• Objective
Note how many lines contain "Wasser" and give that number, with nothing else.

• Records supplied
-- Start --
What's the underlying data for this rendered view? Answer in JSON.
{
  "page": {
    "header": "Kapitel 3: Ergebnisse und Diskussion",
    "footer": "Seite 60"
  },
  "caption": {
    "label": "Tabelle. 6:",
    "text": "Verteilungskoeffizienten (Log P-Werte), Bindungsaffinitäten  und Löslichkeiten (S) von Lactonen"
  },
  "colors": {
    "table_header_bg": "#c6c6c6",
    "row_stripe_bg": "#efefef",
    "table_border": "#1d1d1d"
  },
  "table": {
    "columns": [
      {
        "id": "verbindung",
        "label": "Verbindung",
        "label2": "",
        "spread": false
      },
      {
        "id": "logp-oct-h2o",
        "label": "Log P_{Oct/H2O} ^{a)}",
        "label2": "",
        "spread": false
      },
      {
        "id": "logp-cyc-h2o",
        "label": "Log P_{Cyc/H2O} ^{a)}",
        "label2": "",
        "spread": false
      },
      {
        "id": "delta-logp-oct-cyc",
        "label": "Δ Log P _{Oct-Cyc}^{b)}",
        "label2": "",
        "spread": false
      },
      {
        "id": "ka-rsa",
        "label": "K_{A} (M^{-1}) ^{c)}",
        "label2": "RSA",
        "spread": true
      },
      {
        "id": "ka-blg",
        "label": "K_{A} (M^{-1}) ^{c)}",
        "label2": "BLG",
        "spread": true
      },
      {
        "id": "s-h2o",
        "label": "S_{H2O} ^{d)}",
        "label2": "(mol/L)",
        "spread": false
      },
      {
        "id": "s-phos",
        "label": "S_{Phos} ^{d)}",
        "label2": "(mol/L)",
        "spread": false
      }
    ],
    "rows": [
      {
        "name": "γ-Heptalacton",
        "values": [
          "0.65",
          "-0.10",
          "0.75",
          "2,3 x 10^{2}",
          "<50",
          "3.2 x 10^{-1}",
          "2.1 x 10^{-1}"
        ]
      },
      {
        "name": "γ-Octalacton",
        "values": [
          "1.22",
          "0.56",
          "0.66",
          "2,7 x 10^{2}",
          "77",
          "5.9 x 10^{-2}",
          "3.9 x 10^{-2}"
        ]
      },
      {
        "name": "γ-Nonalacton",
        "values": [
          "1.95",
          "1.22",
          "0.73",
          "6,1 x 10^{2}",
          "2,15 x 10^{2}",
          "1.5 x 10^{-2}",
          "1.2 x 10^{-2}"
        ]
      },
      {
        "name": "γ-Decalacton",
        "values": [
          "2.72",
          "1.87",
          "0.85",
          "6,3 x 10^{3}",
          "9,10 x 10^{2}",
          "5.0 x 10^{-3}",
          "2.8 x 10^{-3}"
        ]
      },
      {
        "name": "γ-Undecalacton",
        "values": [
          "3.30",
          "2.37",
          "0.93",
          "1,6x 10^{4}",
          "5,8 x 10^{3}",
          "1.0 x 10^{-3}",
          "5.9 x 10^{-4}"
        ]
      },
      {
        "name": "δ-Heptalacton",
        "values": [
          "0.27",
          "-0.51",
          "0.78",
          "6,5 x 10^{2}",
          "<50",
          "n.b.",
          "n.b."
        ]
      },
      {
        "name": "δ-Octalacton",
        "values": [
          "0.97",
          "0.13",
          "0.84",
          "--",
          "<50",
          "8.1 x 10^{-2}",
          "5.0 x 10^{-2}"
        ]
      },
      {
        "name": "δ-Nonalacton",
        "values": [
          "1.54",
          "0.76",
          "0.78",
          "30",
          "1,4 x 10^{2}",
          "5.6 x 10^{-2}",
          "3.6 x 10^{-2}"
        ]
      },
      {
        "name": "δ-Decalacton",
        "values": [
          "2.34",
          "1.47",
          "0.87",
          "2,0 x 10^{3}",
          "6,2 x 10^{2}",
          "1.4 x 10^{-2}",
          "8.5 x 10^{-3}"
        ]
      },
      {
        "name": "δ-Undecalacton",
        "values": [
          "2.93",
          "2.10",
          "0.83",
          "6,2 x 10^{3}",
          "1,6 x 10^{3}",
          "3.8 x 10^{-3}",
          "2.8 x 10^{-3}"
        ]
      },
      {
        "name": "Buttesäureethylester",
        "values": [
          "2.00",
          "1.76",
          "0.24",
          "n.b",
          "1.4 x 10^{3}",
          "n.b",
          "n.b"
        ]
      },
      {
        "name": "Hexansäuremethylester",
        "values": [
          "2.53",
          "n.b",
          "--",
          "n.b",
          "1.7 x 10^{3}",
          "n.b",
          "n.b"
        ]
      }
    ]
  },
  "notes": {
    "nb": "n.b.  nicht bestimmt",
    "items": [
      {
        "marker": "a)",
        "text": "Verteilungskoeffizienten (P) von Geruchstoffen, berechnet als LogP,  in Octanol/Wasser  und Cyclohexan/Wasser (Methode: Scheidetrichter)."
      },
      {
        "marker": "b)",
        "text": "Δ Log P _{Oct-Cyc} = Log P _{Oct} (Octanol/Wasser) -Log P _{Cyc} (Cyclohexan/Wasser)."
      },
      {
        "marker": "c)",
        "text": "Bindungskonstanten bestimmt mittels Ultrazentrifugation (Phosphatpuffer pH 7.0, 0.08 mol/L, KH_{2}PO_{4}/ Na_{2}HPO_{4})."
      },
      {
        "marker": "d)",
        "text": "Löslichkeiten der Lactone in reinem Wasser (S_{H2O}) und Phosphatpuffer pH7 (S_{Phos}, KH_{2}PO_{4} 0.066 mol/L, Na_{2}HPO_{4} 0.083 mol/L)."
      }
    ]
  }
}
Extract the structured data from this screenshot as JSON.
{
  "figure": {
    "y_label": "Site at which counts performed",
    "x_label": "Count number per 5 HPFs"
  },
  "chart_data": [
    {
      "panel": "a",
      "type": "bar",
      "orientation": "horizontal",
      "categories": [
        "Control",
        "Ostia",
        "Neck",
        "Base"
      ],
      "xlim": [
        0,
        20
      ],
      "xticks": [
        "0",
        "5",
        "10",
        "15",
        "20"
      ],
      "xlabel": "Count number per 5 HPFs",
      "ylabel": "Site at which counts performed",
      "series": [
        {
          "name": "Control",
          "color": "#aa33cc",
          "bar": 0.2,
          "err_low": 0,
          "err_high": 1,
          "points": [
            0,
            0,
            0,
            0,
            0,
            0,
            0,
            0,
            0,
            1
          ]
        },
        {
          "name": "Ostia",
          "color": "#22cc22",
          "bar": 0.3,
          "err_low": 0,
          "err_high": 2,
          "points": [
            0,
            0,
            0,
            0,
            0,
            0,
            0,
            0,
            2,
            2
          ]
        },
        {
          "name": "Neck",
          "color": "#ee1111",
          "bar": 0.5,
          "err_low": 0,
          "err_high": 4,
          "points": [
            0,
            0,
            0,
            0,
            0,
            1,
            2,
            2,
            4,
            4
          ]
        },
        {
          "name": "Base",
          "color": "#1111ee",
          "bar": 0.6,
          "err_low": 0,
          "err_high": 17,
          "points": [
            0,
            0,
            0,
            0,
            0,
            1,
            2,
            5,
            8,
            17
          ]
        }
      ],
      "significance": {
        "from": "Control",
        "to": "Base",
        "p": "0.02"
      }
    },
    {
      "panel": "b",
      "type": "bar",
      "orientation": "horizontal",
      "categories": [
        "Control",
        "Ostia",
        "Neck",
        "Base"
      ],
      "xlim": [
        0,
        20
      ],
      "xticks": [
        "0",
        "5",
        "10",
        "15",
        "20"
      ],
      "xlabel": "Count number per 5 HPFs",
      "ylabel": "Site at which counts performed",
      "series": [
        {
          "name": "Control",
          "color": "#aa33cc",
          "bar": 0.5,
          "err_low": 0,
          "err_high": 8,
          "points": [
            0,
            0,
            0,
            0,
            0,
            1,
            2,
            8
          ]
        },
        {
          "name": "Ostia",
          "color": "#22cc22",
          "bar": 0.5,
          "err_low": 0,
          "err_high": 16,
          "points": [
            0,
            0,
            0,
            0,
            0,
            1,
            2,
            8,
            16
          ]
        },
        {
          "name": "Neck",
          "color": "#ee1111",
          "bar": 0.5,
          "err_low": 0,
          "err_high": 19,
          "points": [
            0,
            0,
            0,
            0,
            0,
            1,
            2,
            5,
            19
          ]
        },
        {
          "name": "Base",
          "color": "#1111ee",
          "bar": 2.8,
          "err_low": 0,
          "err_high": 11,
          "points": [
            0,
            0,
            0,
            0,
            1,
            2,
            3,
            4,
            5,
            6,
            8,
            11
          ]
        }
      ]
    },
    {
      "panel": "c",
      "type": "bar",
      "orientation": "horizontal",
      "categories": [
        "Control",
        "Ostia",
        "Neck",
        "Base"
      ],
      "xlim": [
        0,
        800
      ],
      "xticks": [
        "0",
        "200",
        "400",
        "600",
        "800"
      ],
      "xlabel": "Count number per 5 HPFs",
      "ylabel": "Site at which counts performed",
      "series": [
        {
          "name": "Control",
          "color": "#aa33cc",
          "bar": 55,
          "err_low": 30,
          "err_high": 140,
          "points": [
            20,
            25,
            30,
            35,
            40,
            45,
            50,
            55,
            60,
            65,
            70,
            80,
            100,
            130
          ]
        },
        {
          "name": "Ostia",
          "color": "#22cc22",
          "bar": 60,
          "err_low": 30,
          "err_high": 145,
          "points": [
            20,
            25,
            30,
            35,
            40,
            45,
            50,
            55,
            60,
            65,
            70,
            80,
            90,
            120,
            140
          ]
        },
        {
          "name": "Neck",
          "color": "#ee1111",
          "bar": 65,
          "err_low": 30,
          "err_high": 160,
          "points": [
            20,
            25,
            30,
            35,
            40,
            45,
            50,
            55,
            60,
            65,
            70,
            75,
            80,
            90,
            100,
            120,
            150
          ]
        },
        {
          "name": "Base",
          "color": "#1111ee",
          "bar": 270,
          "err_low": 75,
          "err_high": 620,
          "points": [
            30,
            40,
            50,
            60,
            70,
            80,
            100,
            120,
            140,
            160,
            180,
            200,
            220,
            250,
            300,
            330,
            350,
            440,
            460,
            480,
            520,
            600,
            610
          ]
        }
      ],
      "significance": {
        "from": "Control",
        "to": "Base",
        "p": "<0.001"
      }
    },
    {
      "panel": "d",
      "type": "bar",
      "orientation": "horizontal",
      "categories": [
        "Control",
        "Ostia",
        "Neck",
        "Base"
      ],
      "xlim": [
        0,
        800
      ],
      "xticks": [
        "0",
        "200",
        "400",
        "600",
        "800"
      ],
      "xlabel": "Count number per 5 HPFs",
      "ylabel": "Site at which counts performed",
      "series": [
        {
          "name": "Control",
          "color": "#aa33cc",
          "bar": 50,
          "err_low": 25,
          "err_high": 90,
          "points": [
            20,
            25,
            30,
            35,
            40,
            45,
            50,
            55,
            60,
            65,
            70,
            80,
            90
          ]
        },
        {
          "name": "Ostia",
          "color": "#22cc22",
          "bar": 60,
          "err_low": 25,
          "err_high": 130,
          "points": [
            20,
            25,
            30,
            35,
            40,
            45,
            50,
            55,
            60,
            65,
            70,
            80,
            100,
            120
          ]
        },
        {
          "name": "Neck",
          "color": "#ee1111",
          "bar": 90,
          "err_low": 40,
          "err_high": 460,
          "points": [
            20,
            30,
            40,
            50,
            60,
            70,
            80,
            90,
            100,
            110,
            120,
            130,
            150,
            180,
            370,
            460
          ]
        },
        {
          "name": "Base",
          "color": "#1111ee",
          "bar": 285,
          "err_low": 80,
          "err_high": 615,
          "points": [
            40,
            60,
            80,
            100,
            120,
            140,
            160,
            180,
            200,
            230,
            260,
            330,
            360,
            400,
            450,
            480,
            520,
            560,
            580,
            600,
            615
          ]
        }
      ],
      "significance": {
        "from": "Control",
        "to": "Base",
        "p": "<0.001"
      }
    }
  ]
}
-- End --
• Task solution
3